Exercise aim →
The entire listing is to be repeated verbatim.

Stored records →

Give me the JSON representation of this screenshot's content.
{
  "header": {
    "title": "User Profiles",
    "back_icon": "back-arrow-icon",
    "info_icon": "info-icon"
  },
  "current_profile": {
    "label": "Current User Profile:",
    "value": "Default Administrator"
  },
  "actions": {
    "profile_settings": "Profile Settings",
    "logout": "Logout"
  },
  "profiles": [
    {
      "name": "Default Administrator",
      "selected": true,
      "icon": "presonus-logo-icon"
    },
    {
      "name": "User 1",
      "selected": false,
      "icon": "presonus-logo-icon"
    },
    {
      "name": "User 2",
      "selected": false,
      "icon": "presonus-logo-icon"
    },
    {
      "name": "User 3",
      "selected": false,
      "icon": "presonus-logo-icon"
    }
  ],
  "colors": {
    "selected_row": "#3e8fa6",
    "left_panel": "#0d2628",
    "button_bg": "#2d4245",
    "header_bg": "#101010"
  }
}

Exercise answer →
Give me the JSON representation of this screenshot's content.
{
  "header": {
    "title": "User Profiles",
    "back_icon": "back-arrow-icon",
    "info_icon": "info-icon"
  },
  "current_profile": {
    "label": "Current User Profile:",
    "value": "Default Administrator"
  },
  "actions": {
    "profile_settings": "Profile Settings",
    "logout": "Logout"
  },
  "profiles": [
    {
      "name": "Default Administrator",
      "selected": true,
      "icon": "presonus-logo-icon"
    },
    {
      "name": "User 1",
      "selected": false,
      "icon": "presonus-logo-icon"
    },
    {
      "name": "User 2",
      "selected": false,
      "icon": "presonus-logo-icon"
    },
    {
      "name": "User 3",
      "selected": false,
      "icon": "presonus-logo-icon"
    }
  ],
  "colors": {
    "selected_row": "#3e8fa6",
    "left_panel": "#0d2628",
    "button_bg": "#2d4245",
    "header_bg": "#101010"
  }
}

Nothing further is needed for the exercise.